Required work:
Return every line of the records below verbatim, with no pictures in the copy.

···

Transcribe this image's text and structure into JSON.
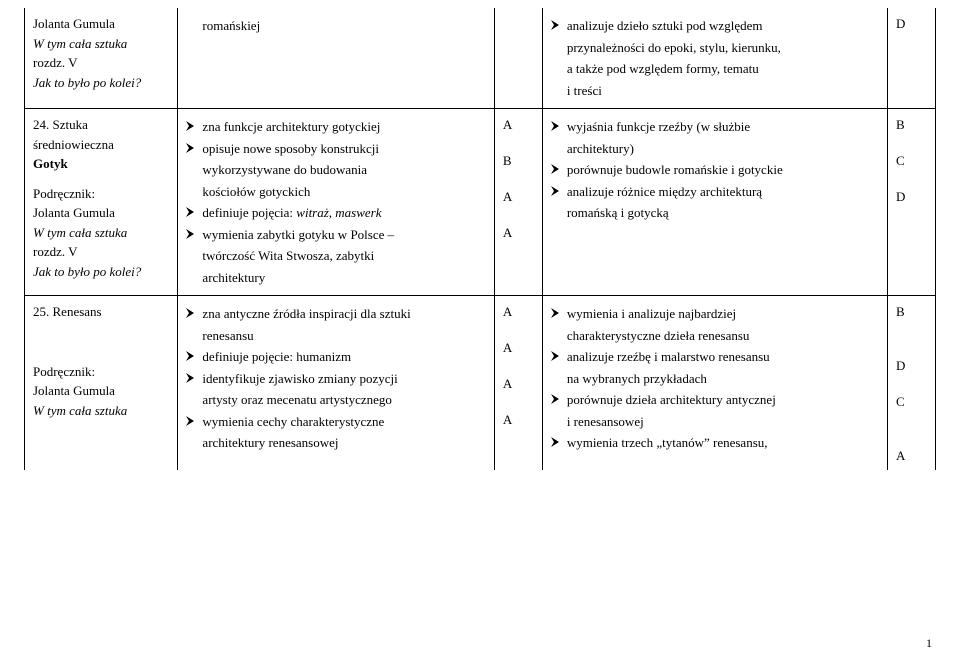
{
  "rows": [
    {
      "topic_lines": [
        "Jolanta Gumula",
        "<i>W tym cała sztuka</i>",
        "rozdz. V",
        "<i>Jak to było po kolei?</i>"
      ],
      "content_bullets": [
        "romańskiej"
      ],
      "content_indents": [],
      "grades_left": [],
      "outcome_bullets": [
        "analizuje dzieło sztuki pod względem"
      ],
      "outcome_indents": [
        "przynależności do epoki, stylu, kierunku,",
        "a także pod względem formy, tematu",
        "i treści"
      ],
      "grades_right": [
        "D"
      ],
      "open_top": true,
      "open_bottom": false
    },
    {
      "topic_lines": [
        "24. Sztuka",
        "średniowieczna",
        "<b>Gotyk</b>",
        "",
        "Podręcznik:",
        "Jolanta Gumula",
        "<i>W tym cała sztuka</i>",
        "rozdz. V",
        "<i>Jak to było po kolei?</i>"
      ],
      "content_bullets": [
        "zna funkcje architektury gotyckiej",
        "opisuje nowe sposoby konstrukcji wykorzystywane do budowania kościołów gotyckich",
        "definiuje pojęcia: <i>witraż, maswerk</i>",
        "wymienia zabytki gotyku w Polsce – twórczość Wita Stwosza, zabytki architektury"
      ],
      "grades_left": [
        "A",
        "",
        "B",
        "",
        "A",
        "",
        "A"
      ],
      "outcome_bullets": [
        "wyjaśnia funkcje rzeźby (w służbie architektury)",
        "porównuje budowle romańskie i gotyckie",
        "analizuje różnice między architekturą romańską i gotycką"
      ],
      "grades_right": [
        "B",
        "",
        "C",
        "",
        "D"
      ],
      "open_top": false,
      "open_bottom": false
    },
    {
      "topic_lines": [
        "25. Renesans",
        "",
        "",
        "",
        "",
        "Podręcznik:",
        "Jolanta Gumula",
        "<i>W tym cała sztuka</i>"
      ],
      "content_bullets": [
        "zna antyczne źródła inspiracji dla sztuki renesansu",
        "definiuje pojęcie: humanizm",
        "identyfikuje zjawisko zmiany pozycji artysty oraz mecenatu artystycznego",
        "wymienia cechy charakterystyczne architektury renesansowej"
      ],
      "grades_left": [
        "A",
        "",
        "A",
        "",
        "A",
        "",
        "A"
      ],
      "outcome_bullets": [
        "wymienia i analizuje najbardziej charakterystyczne dzieła renesansu",
        "analizuje rzeźbę i malarstwo renesansu na wybranych przykładach",
        "porównuje dzieła architektury antycznej i renesansowej",
        "wymienia trzech „tytanów” renesansu,"
      ],
      "grades_right": [
        "B",
        "",
        "",
        "D",
        "",
        "C",
        "",
        "",
        "A"
      ],
      "open_top": false,
      "open_bottom": true
    }
  ],
  "page_number": "1",
  "colors": {
    "text": "#000000",
    "background": "#ffffff",
    "border": "#000000",
    "arrow_fill": "#000000"
  }
}
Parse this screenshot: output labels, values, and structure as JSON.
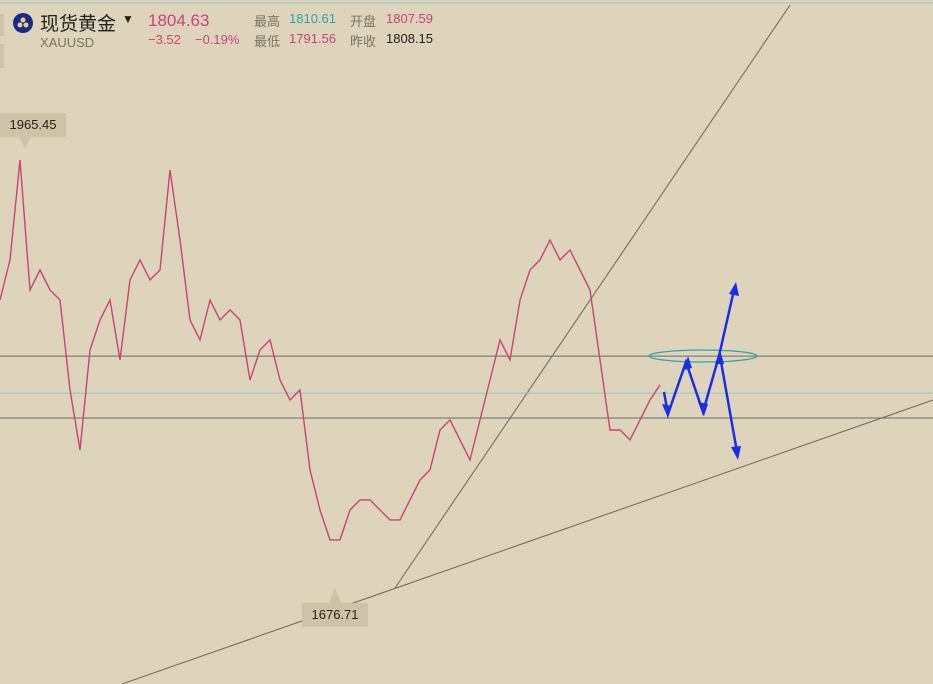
{
  "header": {
    "name": "现货黄金",
    "symbol": "XAUUSD",
    "price": 1804.63,
    "change": "−3.52",
    "change_pct": "−0.19%",
    "high_label": "最高",
    "high": 1810.61,
    "open_label": "开盘",
    "open": 1807.59,
    "low_label": "最低",
    "low": 1791.56,
    "prev_close_label": "昨收",
    "prev_close": 1808.15
  },
  "chart_data": {
    "type": "line",
    "color": "#c9447a",
    "values": [
      1865.7,
      1892.0,
      1957.6,
      1872.3,
      1885.4,
      1872.3,
      1865.7,
      1806.7,
      1767.3,
      1832.9,
      1852.6,
      1865.7,
      1826.4,
      1878.9,
      1892.0,
      1878.9,
      1885.4,
      1951.0,
      1905.1,
      1852.6,
      1839.5,
      1865.7,
      1852.6,
      1859.2,
      1852.6,
      1813.2,
      1832.9,
      1839.5,
      1813.2,
      1800.1,
      1806.7,
      1754.2,
      1727.9,
      1708.3,
      1708.3,
      1727.9,
      1734.5,
      1734.5,
      1727.9,
      1721.4,
      1721.4,
      1734.5,
      1747.6,
      1754.2,
      1780.4,
      1787.0,
      1773.9,
      1760.7,
      1787.0,
      1813.2,
      1839.5,
      1826.4,
      1865.7,
      1885.4,
      1892.0,
      1905.1,
      1892.0,
      1898.5,
      1885.4,
      1872.3,
      1826.4,
      1780.4,
      1780.4,
      1773.9,
      1787.0,
      1800.1,
      1810.0
    ],
    "ylim": [
      1613.7,
      2062.6
    ],
    "hlines": [
      {
        "value": 1828.9,
        "color": "#6b6b6b"
      },
      {
        "value": 1804.63,
        "color": "#8fc9c9"
      },
      {
        "value": 1788.3,
        "color": "#6b6b6b"
      }
    ],
    "annotations": [
      {
        "value": 1965.45,
        "index": 2.5,
        "side": "above"
      },
      {
        "value": 1676.71,
        "index": 33.5,
        "side": "below"
      }
    ]
  }
}
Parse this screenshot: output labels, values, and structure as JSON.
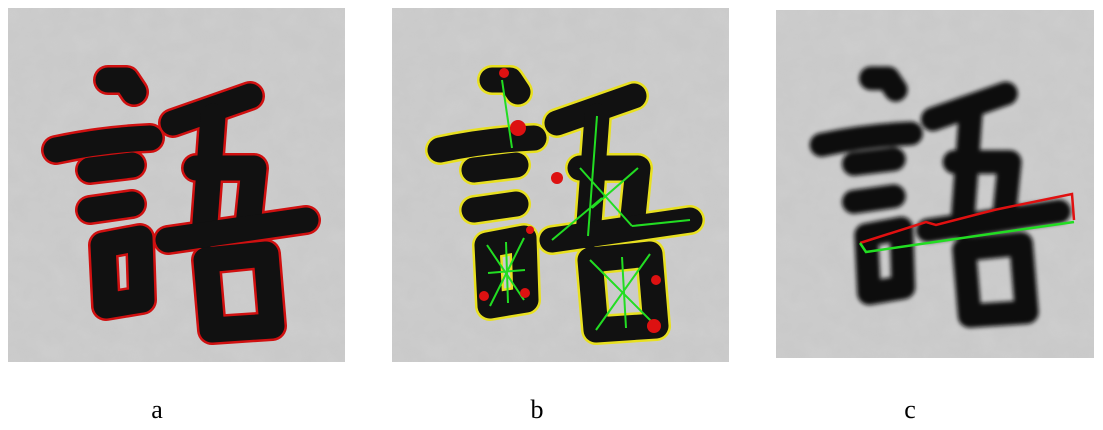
{
  "figure": {
    "panels": [
      {
        "label": "a"
      },
      {
        "label": "b"
      },
      {
        "label": "c"
      }
    ]
  }
}
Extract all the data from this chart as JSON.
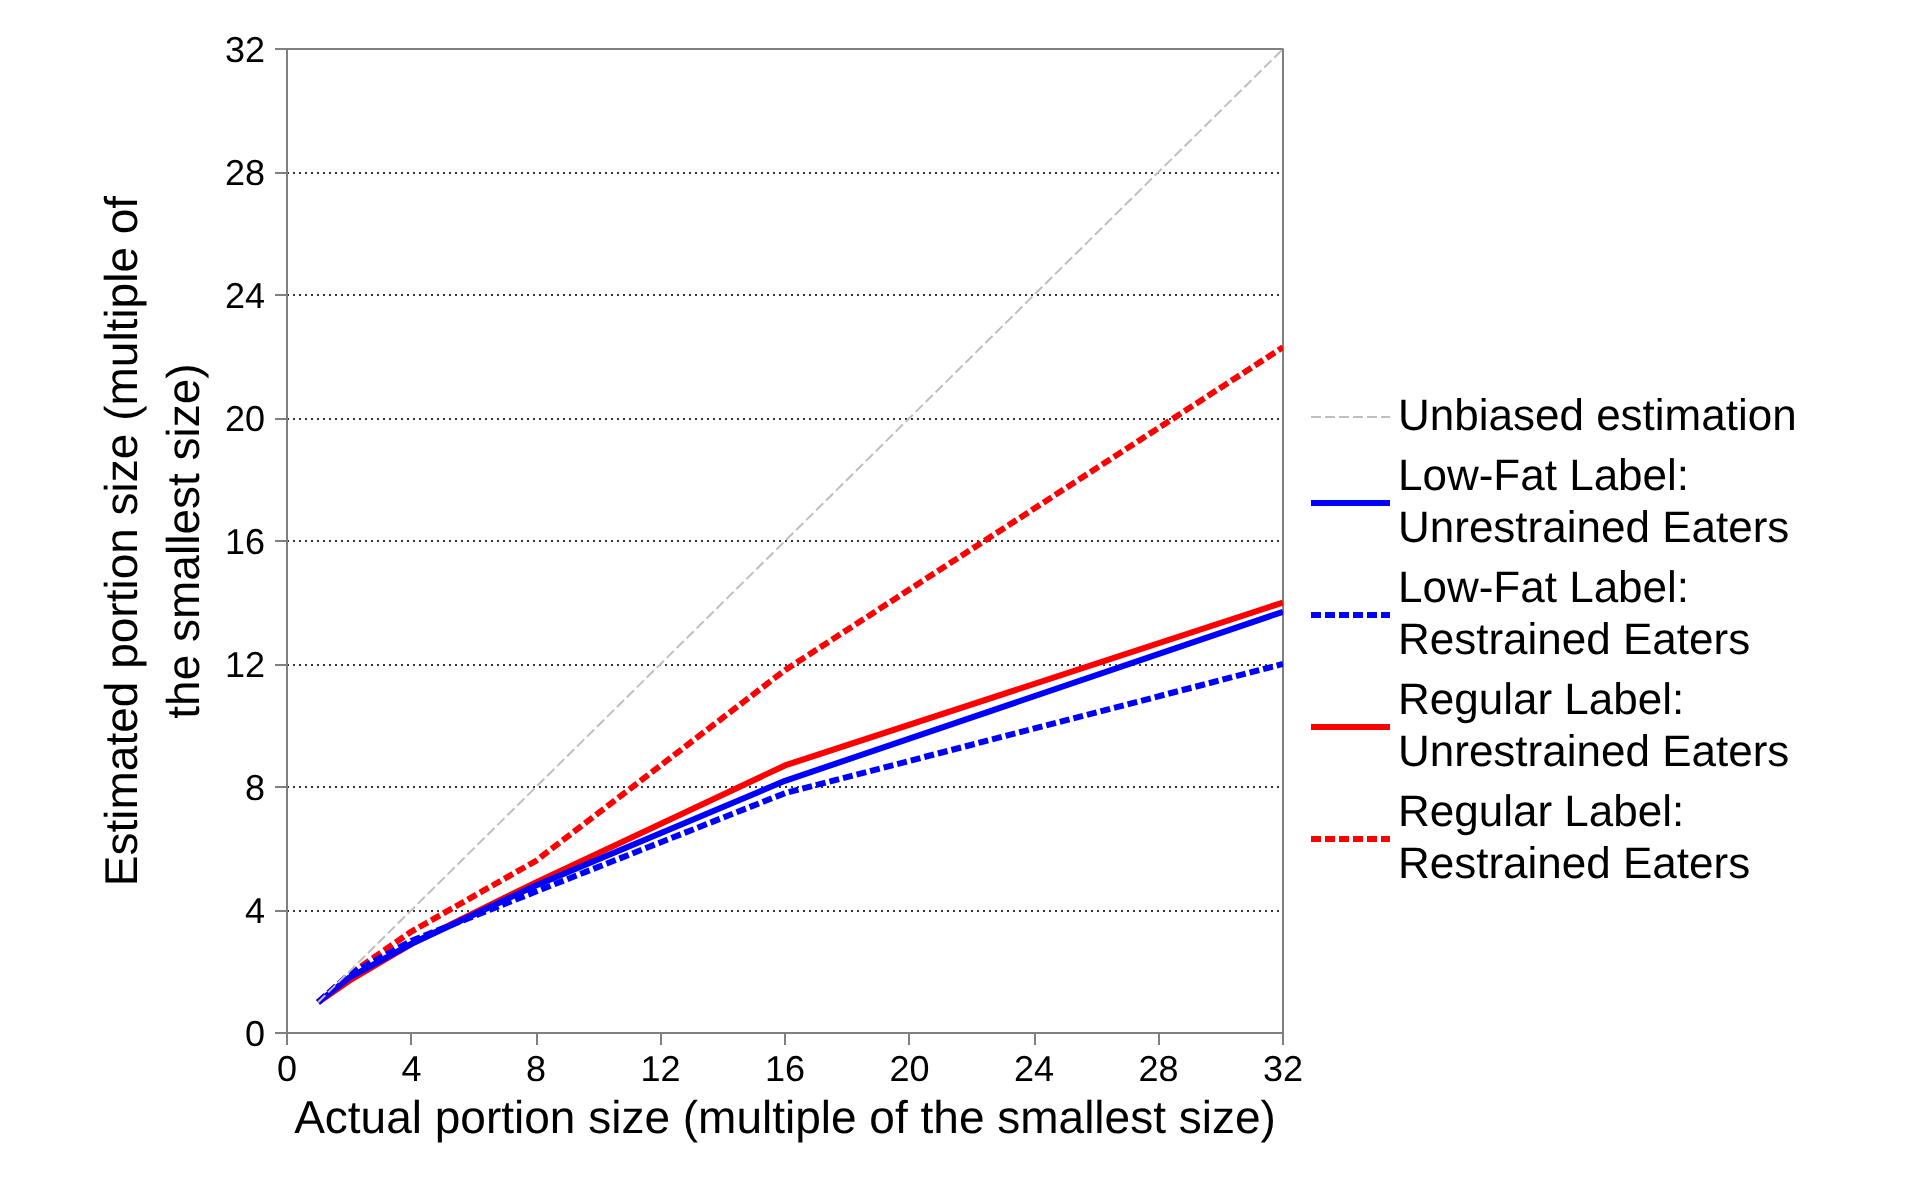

···

Output:
Transcribe this image's text and structure into JSON.
{
  "rows": [
    {
      "topic_lines": [
        "Jolanta Gumula",
        "<i>W tym cała sztuka</i>",
        "rozdz. V",
        "<i>Jak to było po kolei?</i>"
      ],
      "content_bullets": [
        "romańskiej"
      ],
      "content_indents": [],
      "grades_left": [],
      "outcome_bullets": [
        "analizuje dzieło sztuki pod względem"
      ],
      "outcome_indents": [
        "przynależności do epoki, stylu, kierunku,",
        "a także pod względem formy, tematu",
        "i treści"
      ],
      "grades_right": [
        "D"
      ],
      "open_top": true,
      "open_bottom": false
    },
    {
      "topic_lines": [
        "24. Sztuka",
        "średniowieczna",
        "<b>Gotyk</b>",
        "",
        "Podręcznik:",
        "Jolanta Gumula",
        "<i>W tym cała sztuka</i>",
        "rozdz. V",
        "<i>Jak to było po kolei?</i>"
      ],
      "content_bullets": [
        "zna funkcje architektury gotyckiej",
        "opisuje nowe sposoby konstrukcji wykorzystywane do budowania kościołów gotyckich",
        "definiuje pojęcia: <i>witraż, maswerk</i>",
        "wymienia zabytki gotyku w Polsce – twórczość Wita Stwosza, zabytki architektury"
      ],
      "grades_left": [
        "A",
        "",
        "B",
        "",
        "A",
        "",
        "A"
      ],
      "outcome_bullets": [
        "wyjaśnia funkcje rzeźby (w służbie architektury)",
        "porównuje budowle romańskie i gotyckie",
        "analizuje różnice między architekturą romańską i gotycką"
      ],
      "grades_right": [
        "B",
        "",
        "C",
        "",
        "D"
      ],
      "open_top": false,
      "open_bottom": false
    },
    {
      "topic_lines": [
        "25. Renesans",
        "",
        "",
        "",
        "",
        "Podręcznik:",
        "Jolanta Gumula",
        "<i>W tym cała sztuka</i>"
      ],
      "content_bullets": [
        "zna antyczne źródła inspiracji dla sztuki renesansu",
        "definiuje pojęcie: humanizm",
        "identyfikuje zjawisko zmiany pozycji artysty oraz mecenatu artystycznego",
        "wymienia cechy charakterystyczne architektury renesansowej"
      ],
      "grades_left": [
        "A",
        "",
        "A",
        "",
        "A",
        "",
        "A"
      ],
      "outcome_bullets": [
        "wymienia i analizuje najbardziej charakterystyczne dzieła renesansu",
        "analizuje rzeźbę i malarstwo renesansu na wybranych przykładach",
        "porównuje dzieła architektury antycznej i renesansowej",
        "wymienia trzech „tytanów” renesansu,"
      ],
      "grades_right": [
        "B",
        "",
        "",
        "D",
        "",
        "C",
        "",
        "",
        "A"
      ],
      "open_top": false,
      "open_bottom": true
    }
  ],
  "page_number": "1",
  "colors": {
    "text": "#000000",
    "background": "#ffffff",
    "border": "#000000",
    "arrow_fill": "#000000"
  }
}
Parse this screenshot: output labels, values, and structure as JSON.
{
  "header": {
    "name": "现货黄金",
    "symbol": "XAUUSD",
    "price": 1804.63,
    "change": "−3.52",
    "change_pct": "−0.19%",
    "high_label": "最高",
    "high": 1810.61,
    "open_label": "开盘",
    "open": 1807.59,
    "low_label": "最低",
    "low": 1791.56,
    "prev_close_label": "昨收",
    "prev_close": 1808.15
  },
  "chart_data": {
    "type": "line",
    "color": "#c9447a",
    "values": [
      1865.7,
      1892.0,
      1957.6,
      1872.3,
      1885.4,
      1872.3,
      1865.7,
      1806.7,
      1767.3,
      1832.9,
      1852.6,
      1865.7,
      1826.4,
      1878.9,
      1892.0,
      1878.9,
      1885.4,
      1951.0,
      1905.1,
      1852.6,
      1839.5,
      1865.7,
      1852.6,
      1859.2,
      1852.6,
      1813.2,
      1832.9,
      1839.5,
      1813.2,
      1800.1,
      1806.7,
      1754.2,
      1727.9,
      1708.3,
      1708.3,
      1727.9,
      1734.5,
      1734.5,
      1727.9,
      1721.4,
      1721.4,
      1734.5,
      1747.6,
      1754.2,
      1780.4,
      1787.0,
      1773.9,
      1760.7,
      1787.0,
      1813.2,
      1839.5,
      1826.4,
      1865.7,
      1885.4,
      1892.0,
      1905.1,
      1892.0,
      1898.5,
      1885.4,
      1872.3,
      1826.4,
      1780.4,
      1780.4,
      1773.9,
      1787.0,
      1800.1,
      1810.0
    ],
    "ylim": [
      1613.7,
      2062.6
    ],
    "hlines": [
      {
        "value": 1828.9,
        "color": "#6b6b6b"
      },
      {
        "value": 1804.63,
        "color": "#8fc9c9"
      },
      {
        "value": 1788.3,
        "color": "#6b6b6b"
      }
    ],
    "annotations": [
      {
        "value": 1965.45,
        "index": 2.5,
        "side": "above"
      },
      {
        "value": 1676.71,
        "index": 33.5,
        "side": "below"
      }
    ]
  }
}
Parse this screenshot: output labels, values, and structure as JSON.
{
  "figure": {
    "panels": [
      {
        "label": "a"
      },
      {
        "label": "b"
      },
      {
        "label": "c"
      }
    ]
  }
}
Extract all the data from this chart as JSON.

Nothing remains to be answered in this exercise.